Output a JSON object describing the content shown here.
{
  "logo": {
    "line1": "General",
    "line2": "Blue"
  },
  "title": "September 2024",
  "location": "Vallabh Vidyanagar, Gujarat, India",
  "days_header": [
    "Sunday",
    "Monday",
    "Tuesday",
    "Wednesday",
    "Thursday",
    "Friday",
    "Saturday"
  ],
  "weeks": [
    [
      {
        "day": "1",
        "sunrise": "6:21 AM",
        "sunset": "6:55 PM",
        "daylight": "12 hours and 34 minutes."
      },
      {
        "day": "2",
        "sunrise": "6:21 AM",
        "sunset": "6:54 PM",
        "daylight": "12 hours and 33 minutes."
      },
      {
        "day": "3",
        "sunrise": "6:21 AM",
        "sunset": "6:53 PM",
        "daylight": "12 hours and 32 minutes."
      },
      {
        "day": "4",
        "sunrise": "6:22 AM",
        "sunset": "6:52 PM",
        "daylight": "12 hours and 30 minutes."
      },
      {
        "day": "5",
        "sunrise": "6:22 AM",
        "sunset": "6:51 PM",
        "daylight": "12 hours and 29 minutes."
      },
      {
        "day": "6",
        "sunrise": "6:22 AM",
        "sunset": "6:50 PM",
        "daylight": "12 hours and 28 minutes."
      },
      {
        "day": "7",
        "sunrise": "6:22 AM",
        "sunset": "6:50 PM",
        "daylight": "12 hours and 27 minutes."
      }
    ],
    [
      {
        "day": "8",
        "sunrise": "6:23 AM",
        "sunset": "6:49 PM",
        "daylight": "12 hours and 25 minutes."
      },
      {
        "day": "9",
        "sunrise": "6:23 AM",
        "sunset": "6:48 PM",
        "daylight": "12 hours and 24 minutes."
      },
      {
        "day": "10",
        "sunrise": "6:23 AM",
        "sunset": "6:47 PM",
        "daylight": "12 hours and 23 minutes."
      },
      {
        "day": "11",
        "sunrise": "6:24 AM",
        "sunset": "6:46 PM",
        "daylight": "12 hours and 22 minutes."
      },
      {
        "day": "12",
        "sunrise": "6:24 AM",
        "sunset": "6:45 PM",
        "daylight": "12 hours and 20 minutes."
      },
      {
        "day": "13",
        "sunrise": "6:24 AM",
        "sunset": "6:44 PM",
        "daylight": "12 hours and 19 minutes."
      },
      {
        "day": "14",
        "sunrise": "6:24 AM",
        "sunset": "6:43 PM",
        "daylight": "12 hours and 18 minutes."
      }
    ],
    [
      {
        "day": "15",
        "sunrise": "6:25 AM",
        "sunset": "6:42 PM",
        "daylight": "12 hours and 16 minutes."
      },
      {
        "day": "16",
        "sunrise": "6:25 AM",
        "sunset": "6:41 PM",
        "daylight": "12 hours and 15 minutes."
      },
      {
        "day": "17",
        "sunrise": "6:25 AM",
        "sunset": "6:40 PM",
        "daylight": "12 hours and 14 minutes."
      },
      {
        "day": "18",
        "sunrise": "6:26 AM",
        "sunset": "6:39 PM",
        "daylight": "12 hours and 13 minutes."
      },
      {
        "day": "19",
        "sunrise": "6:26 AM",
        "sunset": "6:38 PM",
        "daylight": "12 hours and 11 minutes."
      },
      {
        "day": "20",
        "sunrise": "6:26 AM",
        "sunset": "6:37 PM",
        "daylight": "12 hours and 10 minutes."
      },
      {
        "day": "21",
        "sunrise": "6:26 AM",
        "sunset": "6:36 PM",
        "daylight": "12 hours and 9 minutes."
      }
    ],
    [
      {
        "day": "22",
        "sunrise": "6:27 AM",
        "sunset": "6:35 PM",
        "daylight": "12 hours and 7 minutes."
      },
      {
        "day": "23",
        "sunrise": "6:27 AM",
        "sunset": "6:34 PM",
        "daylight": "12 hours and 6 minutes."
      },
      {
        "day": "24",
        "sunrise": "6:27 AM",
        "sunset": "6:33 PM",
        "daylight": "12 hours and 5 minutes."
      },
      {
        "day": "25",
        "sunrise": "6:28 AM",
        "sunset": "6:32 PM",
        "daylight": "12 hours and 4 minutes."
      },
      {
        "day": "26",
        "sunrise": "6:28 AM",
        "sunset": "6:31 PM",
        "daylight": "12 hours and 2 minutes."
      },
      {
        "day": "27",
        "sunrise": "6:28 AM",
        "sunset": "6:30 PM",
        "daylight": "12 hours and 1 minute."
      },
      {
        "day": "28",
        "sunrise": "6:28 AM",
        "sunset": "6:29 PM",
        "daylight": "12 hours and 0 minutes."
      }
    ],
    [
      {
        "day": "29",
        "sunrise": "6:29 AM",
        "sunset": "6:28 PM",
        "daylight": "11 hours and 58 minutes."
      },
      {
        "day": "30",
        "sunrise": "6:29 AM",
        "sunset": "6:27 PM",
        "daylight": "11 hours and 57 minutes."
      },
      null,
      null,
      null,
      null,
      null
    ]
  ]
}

━━━━━━━━━━━━━━━━━━━━

Problem requirements | Reproduce the entries above in full by retyping them exactly.

Task answer |
Output a JSON object describing the content shown here.
{
  "logo": {
    "line1": "General",
    "line2": "Blue"
  },
  "title": "September 2024",
  "location": "Vallabh Vidyanagar, Gujarat, India",
  "days_header": [
    "Sunday",
    "Monday",
    "Tuesday",
    "Wednesday",
    "Thursday",
    "Friday",
    "Saturday"
  ],
  "weeks": [
    [
      {
        "day": "1",
        "sunrise": "6:21 AM",
        "sunset": "6:55 PM",
        "daylight": "12 hours and 34 minutes."
      },
      {
        "day": "2",
        "sunrise": "6:21 AM",
        "sunset": "6:54 PM",
        "daylight": "12 hours and 33 minutes."
      },
      {
        "day": "3",
        "sunrise": "6:21 AM",
        "sunset": "6:53 PM",
        "daylight": "12 hours and 32 minutes."
      },
      {
        "day": "4",
        "sunrise": "6:22 AM",
        "sunset": "6:52 PM",
        "daylight": "12 hours and 30 minutes."
      },
      {
        "day": "5",
        "sunrise": "6:22 AM",
        "sunset": "6:51 PM",
        "daylight": "12 hours and 29 minutes."
      },
      {
        "day": "6",
        "sunrise": "6:22 AM",
        "sunset": "6:50 PM",
        "daylight": "12 hours and 28 minutes."
      },
      {
        "day": "7",
        "sunrise": "6:22 AM",
        "sunset": "6:50 PM",
        "daylight": "12 hours and 27 minutes."
      }
    ],
    [
      {
        "day": "8",
        "sunrise": "6:23 AM",
        "sunset": "6:49 PM",
        "daylight": "12 hours and 25 minutes."
      },
      {
        "day": "9",
        "sunrise": "6:23 AM",
        "sunset": "6:48 PM",
        "daylight": "12 hours and 24 minutes."
      },
      {
        "day": "10",
        "sunrise": "6:23 AM",
        "sunset": "6:47 PM",
        "daylight": "12 hours and 23 minutes."
      },
      {
        "day": "11",
        "sunrise": "6:24 AM",
        "sunset": "6:46 PM",
        "daylight": "12 hours and 22 minutes."
      },
      {
        "day": "12",
        "sunrise": "6:24 AM",
        "sunset": "6:45 PM",
        "daylight": "12 hours and 20 minutes."
      },
      {
        "day": "13",
        "sunrise": "6:24 AM",
        "sunset": "6:44 PM",
        "daylight": "12 hours and 19 minutes."
      },
      {
        "day": "14",
        "sunrise": "6:24 AM",
        "sunset": "6:43 PM",
        "daylight": "12 hours and 18 minutes."
      }
    ],
    [
      {
        "day": "15",
        "sunrise": "6:25 AM",
        "sunset": "6:42 PM",
        "daylight": "12 hours and 16 minutes."
      },
      {
        "day": "16",
        "sunrise": "6:25 AM",
        "sunset": "6:41 PM",
        "daylight": "12 hours and 15 minutes."
      },
      {
        "day": "17",
        "sunrise": "6:25 AM",
        "sunset": "6:40 PM",
        "daylight": "12 hours and 14 minutes."
      },
      {
        "day": "18",
        "sunrise": "6:26 AM",
        "sunset": "6:39 PM",
        "daylight": "12 hours and 13 minutes."
      },
      {
        "day": "19",
        "sunrise": "6:26 AM",
        "sunset": "6:38 PM",
        "daylight": "12 hours and 11 minutes."
      },
      {
        "day": "20",
        "sunrise": "6:26 AM",
        "sunset": "6:37 PM",
        "daylight": "12 hours and 10 minutes."
      },
      {
        "day": "21",
        "sunrise": "6:26 AM",
        "sunset": "6:36 PM",
        "daylight": "12 hours and 9 minutes."
      }
    ],
    [
      {
        "day": "22",
        "sunrise": "6:27 AM",
        "sunset": "6:35 PM",
        "daylight": "12 hours and 7 minutes."
      },
      {
        "day": "23",
        "sunrise": "6:27 AM",
        "sunset": "6:34 PM",
        "daylight": "12 hours and 6 minutes."
      },
      {
        "day": "24",
        "sunrise": "6:27 AM",
        "sunset": "6:33 PM",
        "daylight": "12 hours and 5 minutes."
      },
      {
        "day": "25",
        "sunrise": "6:28 AM",
        "sunset": "6:32 PM",
        "daylight": "12 hours and 4 minutes."
      },
      {
        "day": "26",
        "sunrise": "6:28 AM",
        "sunset": "6:31 PM",
        "daylight": "12 hours and 2 minutes."
      },
      {
        "day": "27",
        "sunrise": "6:28 AM",
        "sunset": "6:30 PM",
        "daylight": "12 hours and 1 minute."
      },
      {
        "day": "28",
        "sunrise": "6:28 AM",
        "sunset": "6:29 PM",
        "daylight": "12 hours and 0 minutes."
      }
    ],
    [
      {
        "day": "29",
        "sunrise": "6:29 AM",
        "sunset": "6:28 PM",
        "daylight": "11 hours and 58 minutes."
      },
      {
        "day": "30",
        "sunrise": "6:29 AM",
        "sunset": "6:27 PM",
        "daylight": "11 hours and 57 minutes."
      },
      null,
      null,
      null,
      null,
      null
    ]
  ]
}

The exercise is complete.